(Records from a collection of figures)
◆ ◆ ◆
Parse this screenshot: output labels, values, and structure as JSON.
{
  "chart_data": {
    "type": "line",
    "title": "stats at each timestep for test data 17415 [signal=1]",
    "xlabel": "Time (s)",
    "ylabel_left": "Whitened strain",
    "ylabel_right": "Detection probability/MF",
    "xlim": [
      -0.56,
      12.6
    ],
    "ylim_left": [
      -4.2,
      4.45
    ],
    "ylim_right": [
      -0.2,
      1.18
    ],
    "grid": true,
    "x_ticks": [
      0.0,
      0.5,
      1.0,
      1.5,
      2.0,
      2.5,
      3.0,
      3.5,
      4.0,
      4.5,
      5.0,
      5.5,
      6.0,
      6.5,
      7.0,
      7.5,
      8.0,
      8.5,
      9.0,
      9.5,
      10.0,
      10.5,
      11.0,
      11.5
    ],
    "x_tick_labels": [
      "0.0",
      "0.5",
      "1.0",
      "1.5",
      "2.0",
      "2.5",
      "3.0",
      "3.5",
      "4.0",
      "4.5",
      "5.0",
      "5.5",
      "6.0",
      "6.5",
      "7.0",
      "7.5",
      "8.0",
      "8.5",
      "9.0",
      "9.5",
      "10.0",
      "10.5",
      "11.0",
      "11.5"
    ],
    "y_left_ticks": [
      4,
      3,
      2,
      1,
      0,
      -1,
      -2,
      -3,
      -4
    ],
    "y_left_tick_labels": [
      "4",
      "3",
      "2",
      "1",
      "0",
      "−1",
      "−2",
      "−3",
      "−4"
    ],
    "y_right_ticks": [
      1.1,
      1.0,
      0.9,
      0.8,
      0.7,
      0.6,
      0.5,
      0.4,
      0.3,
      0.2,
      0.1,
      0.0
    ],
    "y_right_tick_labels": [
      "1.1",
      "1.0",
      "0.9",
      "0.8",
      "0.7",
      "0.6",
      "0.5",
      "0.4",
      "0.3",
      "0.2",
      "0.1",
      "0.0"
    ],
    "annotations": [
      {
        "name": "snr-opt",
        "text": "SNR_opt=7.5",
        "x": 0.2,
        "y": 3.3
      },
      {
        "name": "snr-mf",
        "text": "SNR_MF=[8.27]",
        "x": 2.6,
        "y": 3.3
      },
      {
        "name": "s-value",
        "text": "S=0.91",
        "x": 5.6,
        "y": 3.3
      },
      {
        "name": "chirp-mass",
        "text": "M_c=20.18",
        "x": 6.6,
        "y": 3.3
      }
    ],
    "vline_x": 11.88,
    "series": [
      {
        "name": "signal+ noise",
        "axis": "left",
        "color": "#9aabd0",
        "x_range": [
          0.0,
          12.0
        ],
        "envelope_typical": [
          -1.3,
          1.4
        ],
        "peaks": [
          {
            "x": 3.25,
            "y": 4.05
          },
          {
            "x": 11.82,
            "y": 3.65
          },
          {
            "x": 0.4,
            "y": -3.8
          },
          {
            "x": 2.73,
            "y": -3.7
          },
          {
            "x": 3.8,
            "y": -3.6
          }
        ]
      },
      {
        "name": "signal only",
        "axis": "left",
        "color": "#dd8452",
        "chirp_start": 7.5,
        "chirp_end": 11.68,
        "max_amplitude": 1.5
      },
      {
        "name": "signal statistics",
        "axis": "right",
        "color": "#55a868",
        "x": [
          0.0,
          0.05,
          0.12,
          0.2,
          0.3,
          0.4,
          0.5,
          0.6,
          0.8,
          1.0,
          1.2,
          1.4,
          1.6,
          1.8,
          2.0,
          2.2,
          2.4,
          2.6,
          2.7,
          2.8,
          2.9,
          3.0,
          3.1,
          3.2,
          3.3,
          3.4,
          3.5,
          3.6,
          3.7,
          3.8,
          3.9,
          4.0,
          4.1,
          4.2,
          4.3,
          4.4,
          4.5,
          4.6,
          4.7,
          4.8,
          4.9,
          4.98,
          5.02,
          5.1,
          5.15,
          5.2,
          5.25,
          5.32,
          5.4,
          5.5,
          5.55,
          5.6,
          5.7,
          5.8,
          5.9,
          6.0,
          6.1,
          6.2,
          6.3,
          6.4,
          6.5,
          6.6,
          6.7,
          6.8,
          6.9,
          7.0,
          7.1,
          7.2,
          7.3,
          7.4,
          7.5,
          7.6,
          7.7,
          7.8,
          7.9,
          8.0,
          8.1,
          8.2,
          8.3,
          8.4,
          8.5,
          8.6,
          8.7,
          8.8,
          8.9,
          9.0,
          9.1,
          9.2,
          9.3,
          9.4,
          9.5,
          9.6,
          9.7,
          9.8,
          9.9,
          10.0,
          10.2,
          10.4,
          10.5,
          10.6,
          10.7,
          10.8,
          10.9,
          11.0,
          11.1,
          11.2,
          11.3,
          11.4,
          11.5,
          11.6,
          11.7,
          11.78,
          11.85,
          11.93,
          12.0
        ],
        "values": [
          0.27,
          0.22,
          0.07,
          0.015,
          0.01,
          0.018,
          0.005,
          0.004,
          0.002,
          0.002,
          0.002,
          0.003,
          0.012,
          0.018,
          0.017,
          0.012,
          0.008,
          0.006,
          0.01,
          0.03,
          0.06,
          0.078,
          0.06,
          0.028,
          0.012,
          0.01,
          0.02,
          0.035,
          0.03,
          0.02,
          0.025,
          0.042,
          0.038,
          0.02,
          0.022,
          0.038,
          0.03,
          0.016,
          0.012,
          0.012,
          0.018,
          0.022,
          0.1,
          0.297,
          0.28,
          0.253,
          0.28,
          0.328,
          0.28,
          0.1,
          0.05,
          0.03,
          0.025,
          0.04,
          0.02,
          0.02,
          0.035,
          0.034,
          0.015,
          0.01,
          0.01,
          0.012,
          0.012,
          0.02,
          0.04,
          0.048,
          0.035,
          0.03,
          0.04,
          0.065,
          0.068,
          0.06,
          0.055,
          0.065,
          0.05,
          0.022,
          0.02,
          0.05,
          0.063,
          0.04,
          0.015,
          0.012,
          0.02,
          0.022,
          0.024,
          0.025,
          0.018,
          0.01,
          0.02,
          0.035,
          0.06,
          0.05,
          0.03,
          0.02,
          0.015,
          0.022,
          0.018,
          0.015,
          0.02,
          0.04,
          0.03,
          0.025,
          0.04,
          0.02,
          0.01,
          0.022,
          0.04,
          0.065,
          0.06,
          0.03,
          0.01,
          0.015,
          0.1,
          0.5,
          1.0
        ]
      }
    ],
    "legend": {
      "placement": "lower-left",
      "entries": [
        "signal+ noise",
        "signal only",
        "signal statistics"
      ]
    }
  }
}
◆ ◆ ◆
Problem to solve = Quote the entire listing above exactly.

Exercise answer =
Parse this screenshot: output labels, values, and structure as JSON.
{
  "chart_data": {
    "type": "line",
    "title": "stats at each timestep for test data 17415 [signal=1]",
    "xlabel": "Time (s)",
    "ylabel_left": "Whitened strain",
    "ylabel_right": "Detection probability/MF",
    "xlim": [
      -0.56,
      12.6
    ],
    "ylim_left": [
      -4.2,
      4.45
    ],
    "ylim_right": [
      -0.2,
      1.18
    ],
    "grid": true,
    "x_ticks": [
      0.0,
      0.5,
      1.0,
      1.5,
      2.0,
      2.5,
      3.0,
      3.5,
      4.0,
      4.5,
      5.0,
      5.5,
      6.0,
      6.5,
      7.0,
      7.5,
      8.0,
      8.5,
      9.0,
      9.5,
      10.0,
      10.5,
      11.0,
      11.5
    ],
    "x_tick_labels": [
      "0.0",
      "0.5",
      "1.0",
      "1.5",
      "2.0",
      "2.5",
      "3.0",
      "3.5",
      "4.0",
      "4.5",
      "5.0",
      "5.5",
      "6.0",
      "6.5",
      "7.0",
      "7.5",
      "8.0",
      "8.5",
      "9.0",
      "9.5",
      "10.0",
      "10.5",
      "11.0",
      "11.5"
    ],
    "y_left_ticks": [
      4,
      3,
      2,
      1,
      0,
      -1,
      -2,
      -3,
      -4
    ],
    "y_left_tick_labels": [
      "4",
      "3",
      "2",
      "1",
      "0",
      "−1",
      "−2",
      "−3",
      "−4"
    ],
    "y_right_ticks": [
      1.1,
      1.0,
      0.9,
      0.8,
      0.7,
      0.6,
      0.5,
      0.4,
      0.3,
      0.2,
      0.1,
      0.0
    ],
    "y_right_tick_labels": [
      "1.1",
      "1.0",
      "0.9",
      "0.8",
      "0.7",
      "0.6",
      "0.5",
      "0.4",
      "0.3",
      "0.2",
      "0.1",
      "0.0"
    ],
    "annotations": [
      {
        "name": "snr-opt",
        "text": "SNR_opt=7.5",
        "x": 0.2,
        "y": 3.3
      },
      {
        "name": "snr-mf",
        "text": "SNR_MF=[8.27]",
        "x": 2.6,
        "y": 3.3
      },
      {
        "name": "s-value",
        "text": "S=0.91",
        "x": 5.6,
        "y": 3.3
      },
      {
        "name": "chirp-mass",
        "text": "M_c=20.18",
        "x": 6.6,
        "y": 3.3
      }
    ],
    "vline_x": 11.88,
    "series": [
      {
        "name": "signal+ noise",
        "axis": "left",
        "color": "#9aabd0",
        "x_range": [
          0.0,
          12.0
        ],
        "envelope_typical": [
          -1.3,
          1.4
        ],
        "peaks": [
          {
            "x": 3.25,
            "y": 4.05
          },
          {
            "x": 11.82,
            "y": 3.65
          },
          {
            "x": 0.4,
            "y": -3.8
          },
          {
            "x": 2.73,
            "y": -3.7
          },
          {
            "x": 3.8,
            "y": -3.6
          }
        ]
      },
      {
        "name": "signal only",
        "axis": "left",
        "color": "#dd8452",
        "chirp_start": 7.5,
        "chirp_end": 11.68,
        "max_amplitude": 1.5
      },
      {
        "name": "signal statistics",
        "axis": "right",
        "color": "#55a868",
        "x": [
          0.0,
          0.05,
          0.12,
          0.2,
          0.3,
          0.4,
          0.5,
          0.6,
          0.8,
          1.0,
          1.2,
          1.4,
          1.6,
          1.8,
          2.0,
          2.2,
          2.4,
          2.6,
          2.7,
          2.8,
          2.9,
          3.0,
          3.1,
          3.2,
          3.3,
          3.4,
          3.5,
          3.6,
          3.7,
          3.8,
          3.9,
          4.0,
          4.1,
          4.2,
          4.3,
          4.4,
          4.5,
          4.6,
          4.7,
          4.8,
          4.9,
          4.98,
          5.02,
          5.1,
          5.15,
          5.2,
          5.25,
          5.32,
          5.4,
          5.5,
          5.55,
          5.6,
          5.7,
          5.8,
          5.9,
          6.0,
          6.1,
          6.2,
          6.3,
          6.4,
          6.5,
          6.6,
          6.7,
          6.8,
          6.9,
          7.0,
          7.1,
          7.2,
          7.3,
          7.4,
          7.5,
          7.6,
          7.7,
          7.8,
          7.9,
          8.0,
          8.1,
          8.2,
          8.3,
          8.4,
          8.5,
          8.6,
          8.7,
          8.8,
          8.9,
          9.0,
          9.1,
          9.2,
          9.3,
          9.4,
          9.5,
          9.6,
          9.7,
          9.8,
          9.9,
          10.0,
          10.2,
          10.4,
          10.5,
          10.6,
          10.7,
          10.8,
          10.9,
          11.0,
          11.1,
          11.2,
          11.3,
          11.4,
          11.5,
          11.6,
          11.7,
          11.78,
          11.85,
          11.93,
          12.0
        ],
        "values": [
          0.27,
          0.22,
          0.07,
          0.015,
          0.01,
          0.018,
          0.005,
          0.004,
          0.002,
          0.002,
          0.002,
          0.003,
          0.012,
          0.018,
          0.017,
          0.012,
          0.008,
          0.006,
          0.01,
          0.03,
          0.06,
          0.078,
          0.06,
          0.028,
          0.012,
          0.01,
          0.02,
          0.035,
          0.03,
          0.02,
          0.025,
          0.042,
          0.038,
          0.02,
          0.022,
          0.038,
          0.03,
          0.016,
          0.012,
          0.012,
          0.018,
          0.022,
          0.1,
          0.297,
          0.28,
          0.253,
          0.28,
          0.328,
          0.28,
          0.1,
          0.05,
          0.03,
          0.025,
          0.04,
          0.02,
          0.02,
          0.035,
          0.034,
          0.015,
          0.01,
          0.01,
          0.012,
          0.012,
          0.02,
          0.04,
          0.048,
          0.035,
          0.03,
          0.04,
          0.065,
          0.068,
          0.06,
          0.055,
          0.065,
          0.05,
          0.022,
          0.02,
          0.05,
          0.063,
          0.04,
          0.015,
          0.012,
          0.02,
          0.022,
          0.024,
          0.025,
          0.018,
          0.01,
          0.02,
          0.035,
          0.06,
          0.05,
          0.03,
          0.02,
          0.015,
          0.022,
          0.018,
          0.015,
          0.02,
          0.04,
          0.03,
          0.025,
          0.04,
          0.02,
          0.01,
          0.022,
          0.04,
          0.065,
          0.06,
          0.03,
          0.01,
          0.015,
          0.1,
          0.5,
          1.0
        ]
      }
    ],
    "legend": {
      "placement": "lower-left",
      "entries": [
        "signal+ noise",
        "signal only",
        "signal statistics"
      ]
    }
  }
}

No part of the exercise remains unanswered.